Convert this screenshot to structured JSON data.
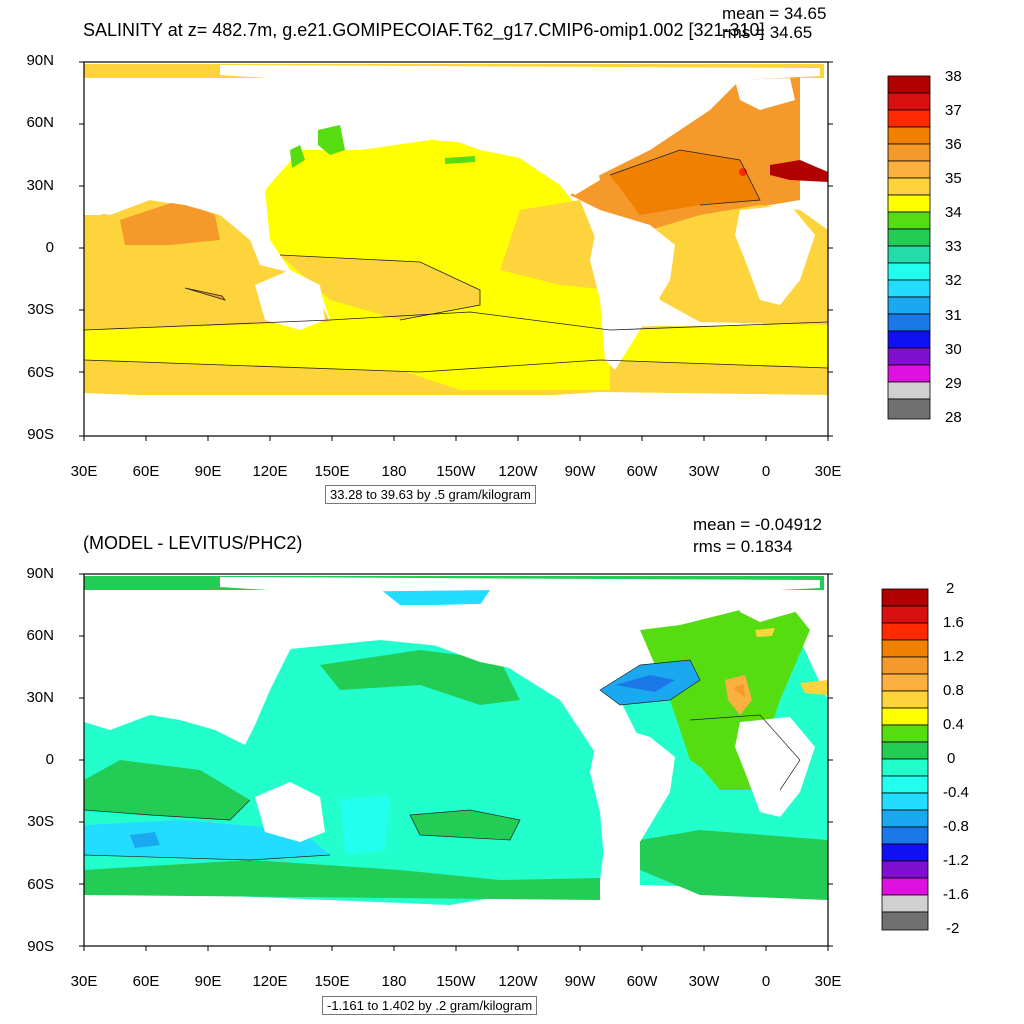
{
  "panels": [
    {
      "id": "top",
      "title": "SALINITY at z= 482.7m, g.e21.GOMIPECOIAF.T62_g17.CMIP6-omip1.002 [321-310]",
      "mean_text": "mean = 34.65",
      "rms_text": "rms = 34.65",
      "info_text": "33.28 to 39.63 by .5 gram/kilogram",
      "colorbar_labels": [
        "38",
        "37",
        "36",
        "35",
        "34",
        "33",
        "32",
        "31",
        "30",
        "29",
        "28"
      ],
      "colorbar_colors": [
        "#b00000",
        "#d81010",
        "#ff2a00",
        "#f08000",
        "#f59a2a",
        "#fbb040",
        "#fdd43c",
        "#ffff00",
        "#55dd11",
        "#22cc55",
        "#22ddaa",
        "#22ffee",
        "#22ddff",
        "#1aa8f0",
        "#1a78e8",
        "#1010f0",
        "#8010d0",
        "#e010e0",
        "#d0d0d0",
        "#707070"
      ],
      "ocean_colors": {
        "land": "#ffffff",
        "main": "#fdd43c",
        "pacific": "#ffff00",
        "atlantic": "#f59a2a",
        "hot": "#b00000"
      }
    },
    {
      "id": "bottom",
      "title": "(MODEL - LEVITUS/PHC2)",
      "mean_text": "mean = -0.04912",
      "rms_text": "rms = 0.1834",
      "info_text": "-1.161 to 1.402 by .2 gram/kilogram",
      "colorbar_labels": [
        "2",
        "1.6",
        "1.2",
        "0.8",
        "0.4",
        "0",
        "-0.4",
        "-0.8",
        "-1.2",
        "-1.6",
        "-2"
      ],
      "colorbar_colors": [
        "#b00000",
        "#d81010",
        "#ff2a00",
        "#f08000",
        "#f59a2a",
        "#fbb040",
        "#fdd43c",
        "#ffff00",
        "#55dd11",
        "#22cc55",
        "#22ffcc",
        "#22ffee",
        "#22ddff",
        "#1aa8f0",
        "#1a78e8",
        "#1010f0",
        "#8010d0",
        "#e010e0",
        "#d0d0d0",
        "#707070"
      ],
      "ocean_colors": {
        "land": "#ffffff",
        "main": "#22ffcc",
        "green": "#22cc55",
        "lime": "#55dd11",
        "blue": "#1aa8f0"
      }
    }
  ],
  "axes": {
    "lat_labels": [
      "90N",
      "60N",
      "30N",
      "0",
      "30S",
      "60S",
      "90S"
    ],
    "lon_labels": [
      "30E",
      "60E",
      "90E",
      "120E",
      "150E",
      "180",
      "150W",
      "120W",
      "90W",
      "60W",
      "30W",
      "0",
      "30E"
    ]
  }
}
···
> [Exercise]
Each entry should be repeated exactly as it appears; the pictures stay out.

> [Exercise result]
Convert this screenshot to structured JSON data.
{
  "panels": [
    {
      "id": "top",
      "title": "SALINITY at z= 482.7m, g.e21.GOMIPECOIAF.T62_g17.CMIP6-omip1.002 [321-310]",
      "mean_text": "mean = 34.65",
      "rms_text": "rms = 34.65",
      "info_text": "33.28 to 39.63 by .5 gram/kilogram",
      "colorbar_labels": [
        "38",
        "37",
        "36",
        "35",
        "34",
        "33",
        "32",
        "31",
        "30",
        "29",
        "28"
      ],
      "colorbar_colors": [
        "#b00000",
        "#d81010",
        "#ff2a00",
        "#f08000",
        "#f59a2a",
        "#fbb040",
        "#fdd43c",
        "#ffff00",
        "#55dd11",
        "#22cc55",
        "#22ddaa",
        "#22ffee",
        "#22ddff",
        "#1aa8f0",
        "#1a78e8",
        "#1010f0",
        "#8010d0",
        "#e010e0",
        "#d0d0d0",
        "#707070"
      ],
      "ocean_colors": {
        "land": "#ffffff",
        "main": "#fdd43c",
        "pacific": "#ffff00",
        "atlantic": "#f59a2a",
        "hot": "#b00000"
      }
    },
    {
      "id": "bottom",
      "title": "(MODEL - LEVITUS/PHC2)",
      "mean_text": "mean = -0.04912",
      "rms_text": "rms = 0.1834",
      "info_text": "-1.161 to 1.402 by .2 gram/kilogram",
      "colorbar_labels": [
        "2",
        "1.6",
        "1.2",
        "0.8",
        "0.4",
        "0",
        "-0.4",
        "-0.8",
        "-1.2",
        "-1.6",
        "-2"
      ],
      "colorbar_colors": [
        "#b00000",
        "#d81010",
        "#ff2a00",
        "#f08000",
        "#f59a2a",
        "#fbb040",
        "#fdd43c",
        "#ffff00",
        "#55dd11",
        "#22cc55",
        "#22ffcc",
        "#22ffee",
        "#22ddff",
        "#1aa8f0",
        "#1a78e8",
        "#1010f0",
        "#8010d0",
        "#e010e0",
        "#d0d0d0",
        "#707070"
      ],
      "ocean_colors": {
        "land": "#ffffff",
        "main": "#22ffcc",
        "green": "#22cc55",
        "lime": "#55dd11",
        "blue": "#1aa8f0"
      }
    }
  ],
  "axes": {
    "lat_labels": [
      "90N",
      "60N",
      "30N",
      "0",
      "30S",
      "60S",
      "90S"
    ],
    "lon_labels": [
      "30E",
      "60E",
      "90E",
      "120E",
      "150E",
      "180",
      "150W",
      "120W",
      "90W",
      "60W",
      "30W",
      "0",
      "30E"
    ]
  }
}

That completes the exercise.